▸ **ITEMS**:

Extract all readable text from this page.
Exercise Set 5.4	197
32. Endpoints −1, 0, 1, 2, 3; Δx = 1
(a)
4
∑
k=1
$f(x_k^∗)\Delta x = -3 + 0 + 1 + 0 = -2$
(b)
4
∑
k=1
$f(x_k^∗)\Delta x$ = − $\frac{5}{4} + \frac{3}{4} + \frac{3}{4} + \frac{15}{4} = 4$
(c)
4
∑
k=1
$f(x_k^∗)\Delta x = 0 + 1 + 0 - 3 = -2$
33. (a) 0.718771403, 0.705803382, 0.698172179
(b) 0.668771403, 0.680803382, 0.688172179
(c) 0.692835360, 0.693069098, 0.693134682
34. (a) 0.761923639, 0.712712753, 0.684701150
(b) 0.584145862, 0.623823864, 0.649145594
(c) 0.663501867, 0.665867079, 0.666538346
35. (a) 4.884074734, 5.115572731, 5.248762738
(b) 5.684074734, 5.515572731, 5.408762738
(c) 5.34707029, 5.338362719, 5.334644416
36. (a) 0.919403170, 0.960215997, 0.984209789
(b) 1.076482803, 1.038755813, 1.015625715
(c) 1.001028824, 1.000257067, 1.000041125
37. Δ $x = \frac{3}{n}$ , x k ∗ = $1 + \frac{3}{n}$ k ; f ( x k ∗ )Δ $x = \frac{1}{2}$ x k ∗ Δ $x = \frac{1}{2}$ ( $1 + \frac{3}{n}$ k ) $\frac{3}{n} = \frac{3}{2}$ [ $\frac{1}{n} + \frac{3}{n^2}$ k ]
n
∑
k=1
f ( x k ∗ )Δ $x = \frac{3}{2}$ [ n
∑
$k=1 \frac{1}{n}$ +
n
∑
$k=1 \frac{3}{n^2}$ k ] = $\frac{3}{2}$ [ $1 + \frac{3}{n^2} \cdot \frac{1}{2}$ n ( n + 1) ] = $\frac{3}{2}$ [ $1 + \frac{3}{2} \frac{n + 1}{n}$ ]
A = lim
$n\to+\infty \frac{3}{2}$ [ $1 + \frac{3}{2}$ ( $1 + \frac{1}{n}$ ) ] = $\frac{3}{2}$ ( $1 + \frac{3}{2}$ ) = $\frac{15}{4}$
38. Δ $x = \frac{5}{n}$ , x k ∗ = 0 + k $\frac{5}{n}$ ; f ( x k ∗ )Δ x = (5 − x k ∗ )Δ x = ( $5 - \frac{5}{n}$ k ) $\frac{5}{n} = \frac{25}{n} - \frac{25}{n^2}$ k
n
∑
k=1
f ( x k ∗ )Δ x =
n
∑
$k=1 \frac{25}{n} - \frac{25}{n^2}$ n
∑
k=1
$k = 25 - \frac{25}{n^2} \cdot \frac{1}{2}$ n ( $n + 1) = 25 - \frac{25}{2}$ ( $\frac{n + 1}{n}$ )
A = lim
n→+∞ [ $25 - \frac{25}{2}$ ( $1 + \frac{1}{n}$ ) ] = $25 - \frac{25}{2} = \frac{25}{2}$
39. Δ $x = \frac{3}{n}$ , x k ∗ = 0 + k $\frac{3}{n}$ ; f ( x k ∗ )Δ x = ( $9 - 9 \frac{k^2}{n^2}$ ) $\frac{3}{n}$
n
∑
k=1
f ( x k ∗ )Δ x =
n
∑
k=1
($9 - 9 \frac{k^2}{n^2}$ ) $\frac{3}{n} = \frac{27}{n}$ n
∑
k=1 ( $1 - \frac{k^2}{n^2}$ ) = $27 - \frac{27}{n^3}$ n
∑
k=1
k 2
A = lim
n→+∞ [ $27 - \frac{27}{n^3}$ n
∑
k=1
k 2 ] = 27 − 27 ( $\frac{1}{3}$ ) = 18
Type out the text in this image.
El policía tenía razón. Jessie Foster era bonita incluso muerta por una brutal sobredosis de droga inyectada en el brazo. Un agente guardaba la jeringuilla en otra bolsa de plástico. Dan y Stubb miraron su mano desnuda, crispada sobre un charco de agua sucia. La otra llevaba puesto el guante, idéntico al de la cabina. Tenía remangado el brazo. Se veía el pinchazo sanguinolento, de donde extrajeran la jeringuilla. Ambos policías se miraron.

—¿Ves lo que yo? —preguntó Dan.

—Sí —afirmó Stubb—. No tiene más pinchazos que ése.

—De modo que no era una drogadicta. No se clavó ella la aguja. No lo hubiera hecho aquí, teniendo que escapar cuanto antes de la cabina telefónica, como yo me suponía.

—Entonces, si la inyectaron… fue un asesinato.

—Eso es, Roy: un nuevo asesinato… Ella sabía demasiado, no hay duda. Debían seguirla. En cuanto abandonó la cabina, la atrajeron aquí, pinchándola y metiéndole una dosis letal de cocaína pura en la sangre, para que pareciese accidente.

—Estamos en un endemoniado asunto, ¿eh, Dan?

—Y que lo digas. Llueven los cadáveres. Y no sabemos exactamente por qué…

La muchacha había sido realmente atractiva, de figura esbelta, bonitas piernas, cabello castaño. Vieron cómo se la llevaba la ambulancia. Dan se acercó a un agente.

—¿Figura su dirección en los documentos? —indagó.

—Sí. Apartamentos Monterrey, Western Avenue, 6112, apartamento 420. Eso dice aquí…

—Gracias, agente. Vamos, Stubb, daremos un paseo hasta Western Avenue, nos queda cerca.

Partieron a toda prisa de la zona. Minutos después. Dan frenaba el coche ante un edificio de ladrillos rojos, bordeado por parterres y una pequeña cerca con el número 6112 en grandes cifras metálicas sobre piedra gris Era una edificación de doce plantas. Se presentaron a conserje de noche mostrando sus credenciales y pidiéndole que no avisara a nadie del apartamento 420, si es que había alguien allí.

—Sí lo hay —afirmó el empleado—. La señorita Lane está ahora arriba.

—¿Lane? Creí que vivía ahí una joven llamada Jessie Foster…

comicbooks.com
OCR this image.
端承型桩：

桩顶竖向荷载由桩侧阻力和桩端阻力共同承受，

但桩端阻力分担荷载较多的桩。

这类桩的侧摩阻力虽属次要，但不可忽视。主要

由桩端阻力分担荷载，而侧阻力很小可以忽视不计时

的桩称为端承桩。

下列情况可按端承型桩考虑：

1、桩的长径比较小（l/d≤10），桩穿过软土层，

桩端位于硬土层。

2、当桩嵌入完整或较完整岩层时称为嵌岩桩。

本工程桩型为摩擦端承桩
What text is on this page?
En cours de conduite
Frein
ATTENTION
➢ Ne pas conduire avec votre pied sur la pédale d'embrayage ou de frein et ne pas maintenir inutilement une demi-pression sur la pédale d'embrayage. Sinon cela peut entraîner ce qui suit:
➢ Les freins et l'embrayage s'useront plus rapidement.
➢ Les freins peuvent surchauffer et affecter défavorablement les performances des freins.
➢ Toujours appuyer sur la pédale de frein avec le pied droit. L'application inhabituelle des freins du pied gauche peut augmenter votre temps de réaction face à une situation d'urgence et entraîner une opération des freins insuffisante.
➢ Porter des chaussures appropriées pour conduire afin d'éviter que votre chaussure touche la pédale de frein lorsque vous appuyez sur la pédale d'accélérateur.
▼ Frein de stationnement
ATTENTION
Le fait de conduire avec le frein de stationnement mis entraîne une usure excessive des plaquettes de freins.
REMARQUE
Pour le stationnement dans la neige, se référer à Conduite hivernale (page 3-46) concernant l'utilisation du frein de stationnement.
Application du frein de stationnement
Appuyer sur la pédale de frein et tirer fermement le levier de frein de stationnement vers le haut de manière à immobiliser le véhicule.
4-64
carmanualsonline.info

▸ **EXERCISE DETAILS**: Pick each line holding the word "embrayage" out of the data and copy it.

▸ **SOLUTION TO THE EXERCISE**:
➢ Ne pas conduire avec votre pied sur la pédale d'embrayage ou de frein et ne pas maintenir inutilement une demi-pression sur la pédale d'embrayage. Sinon cela peut entraîner ce qui suit:
➢ Les freins et l'embrayage s'useront plus rapidement.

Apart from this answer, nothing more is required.